>> START PROVIDED DATA

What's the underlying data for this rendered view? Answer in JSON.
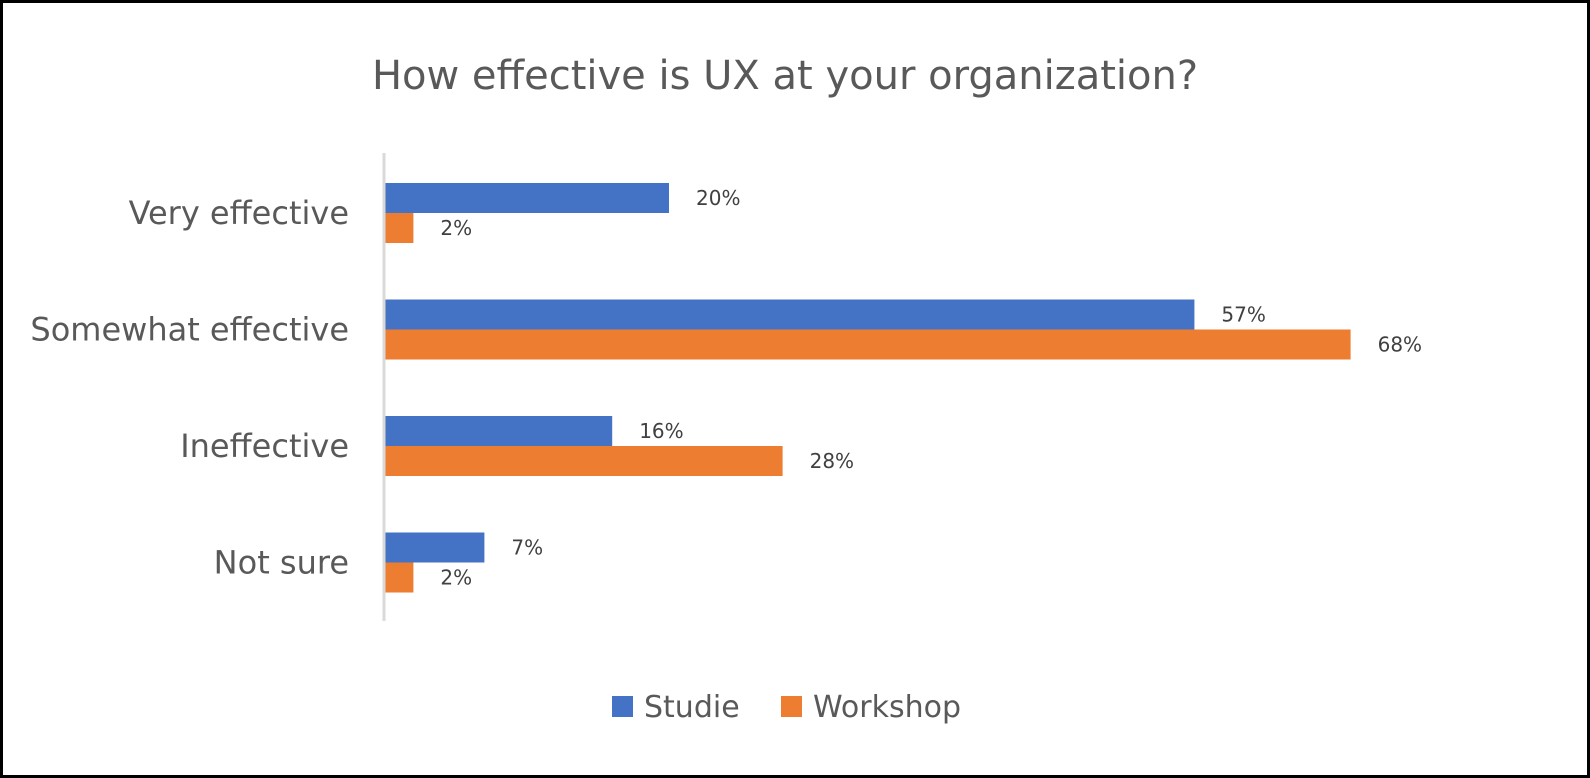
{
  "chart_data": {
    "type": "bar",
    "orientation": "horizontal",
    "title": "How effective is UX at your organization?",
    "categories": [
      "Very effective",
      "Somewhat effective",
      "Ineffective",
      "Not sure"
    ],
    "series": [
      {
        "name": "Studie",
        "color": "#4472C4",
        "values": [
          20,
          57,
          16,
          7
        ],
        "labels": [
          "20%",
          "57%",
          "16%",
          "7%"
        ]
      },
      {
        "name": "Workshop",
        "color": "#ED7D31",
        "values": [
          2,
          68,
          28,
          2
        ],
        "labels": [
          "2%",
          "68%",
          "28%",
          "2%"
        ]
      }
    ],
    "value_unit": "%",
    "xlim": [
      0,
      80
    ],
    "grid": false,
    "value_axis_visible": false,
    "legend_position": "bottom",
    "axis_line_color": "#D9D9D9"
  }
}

>> END PROVIDED DATA
>> START PROVIDED DATA

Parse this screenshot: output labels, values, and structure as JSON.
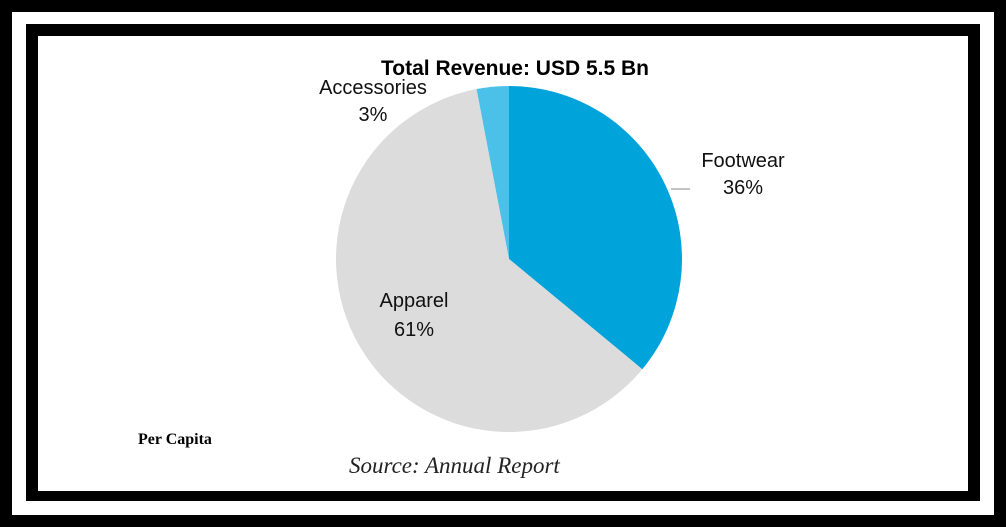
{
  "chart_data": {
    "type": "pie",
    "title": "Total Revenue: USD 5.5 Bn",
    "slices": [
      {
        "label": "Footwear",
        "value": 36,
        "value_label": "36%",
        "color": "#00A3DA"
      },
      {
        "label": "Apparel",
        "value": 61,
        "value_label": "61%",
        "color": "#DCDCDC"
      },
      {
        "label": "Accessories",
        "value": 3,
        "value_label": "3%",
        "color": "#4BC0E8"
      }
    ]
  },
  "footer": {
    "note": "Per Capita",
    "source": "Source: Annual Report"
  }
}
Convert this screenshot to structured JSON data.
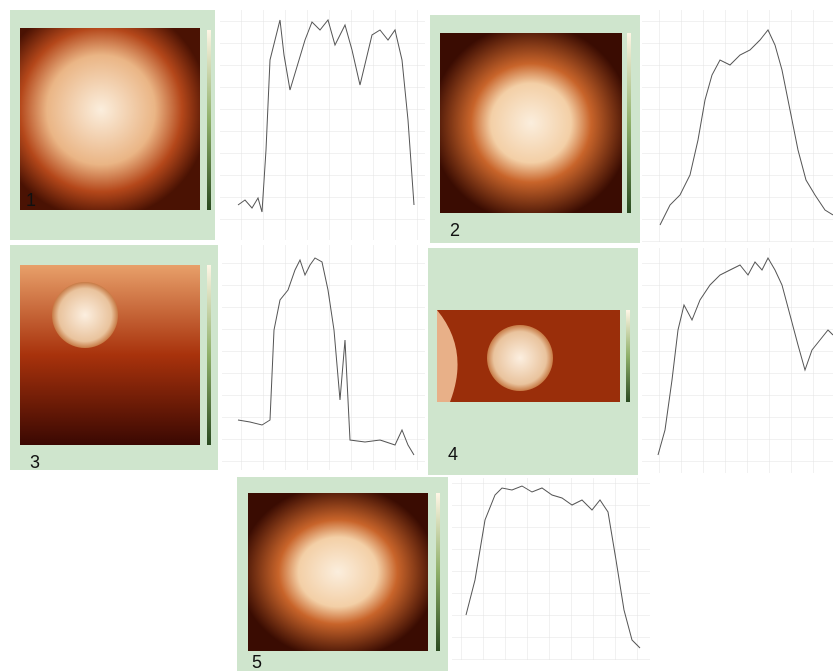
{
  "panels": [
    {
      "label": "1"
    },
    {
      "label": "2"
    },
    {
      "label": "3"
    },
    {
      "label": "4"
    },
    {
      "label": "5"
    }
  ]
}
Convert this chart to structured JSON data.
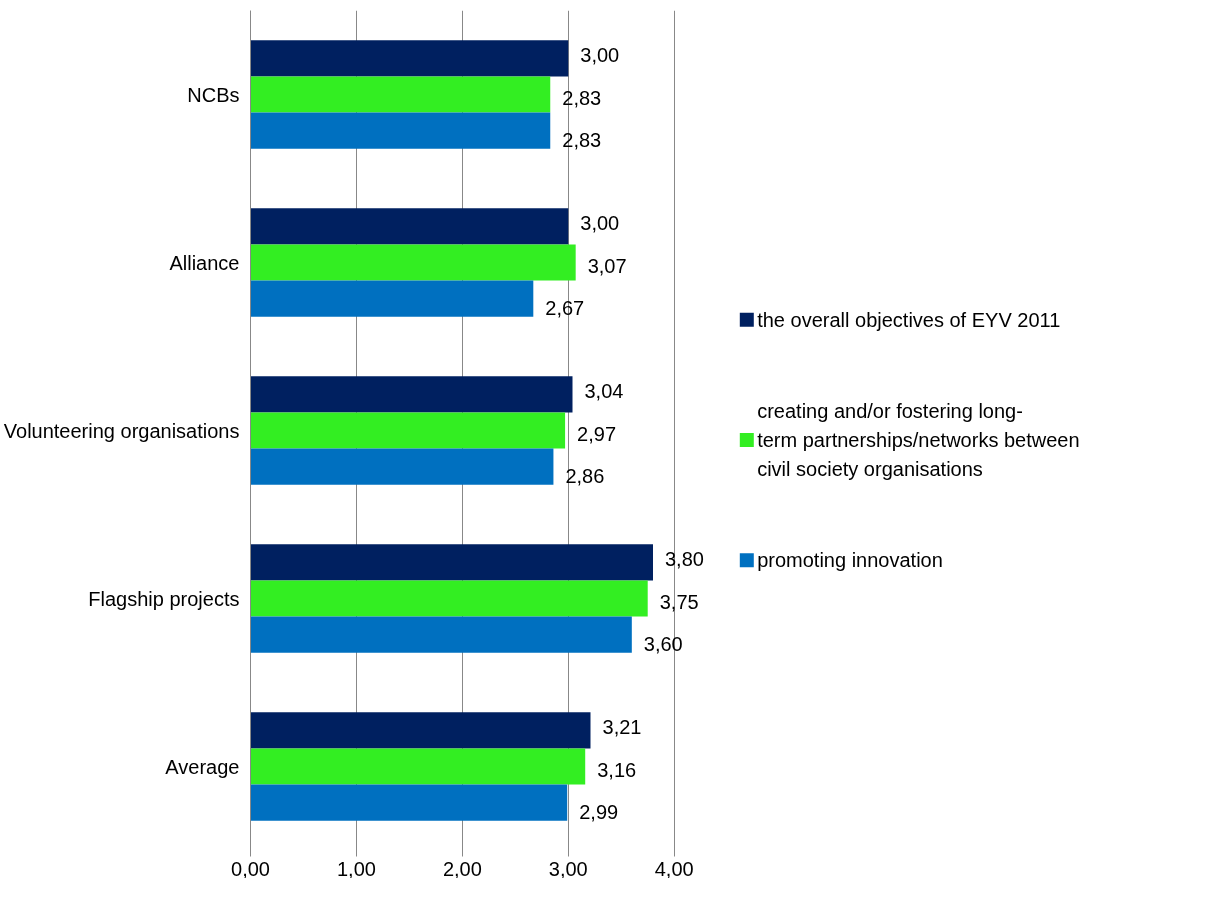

>> END PROVIDED DATA

- **PROBLEM REQUIREMENTS**
In the listing above, find the line with "Parse this screenshot: output" and the line with "Convert this chart to structured JSON data.". Set down exactly those lines and everything between them, skipping pictures.

- **ANSWER TO THE TASK**
Parse this screenshot: output labels, values, and structure as JSON.
{
  "chart_data": {
    "type": "pie",
    "title": "Total Revenue: USD 5.5 Bn",
    "slices": [
      {
        "label": "Footwear",
        "value": 36,
        "value_label": "36%",
        "color": "#00A3DA"
      },
      {
        "label": "Apparel",
        "value": 61,
        "value_label": "61%",
        "color": "#DCDCDC"
      },
      {
        "label": "Accessories",
        "value": 3,
        "value_label": "3%",
        "color": "#4BC0E8"
      }
    ]
  },
  "footer": {
    "note": "Per Capita",
    "source": "Source: Annual Report"
  }
}
Convert this screenshot to structured JSON data.
{
  "panels": [
    {
      "label": "1"
    },
    {
      "label": "2"
    },
    {
      "label": "3"
    },
    {
      "label": "4"
    },
    {
      "label": "5"
    }
  ]
}
Convert this chart to structured JSON data.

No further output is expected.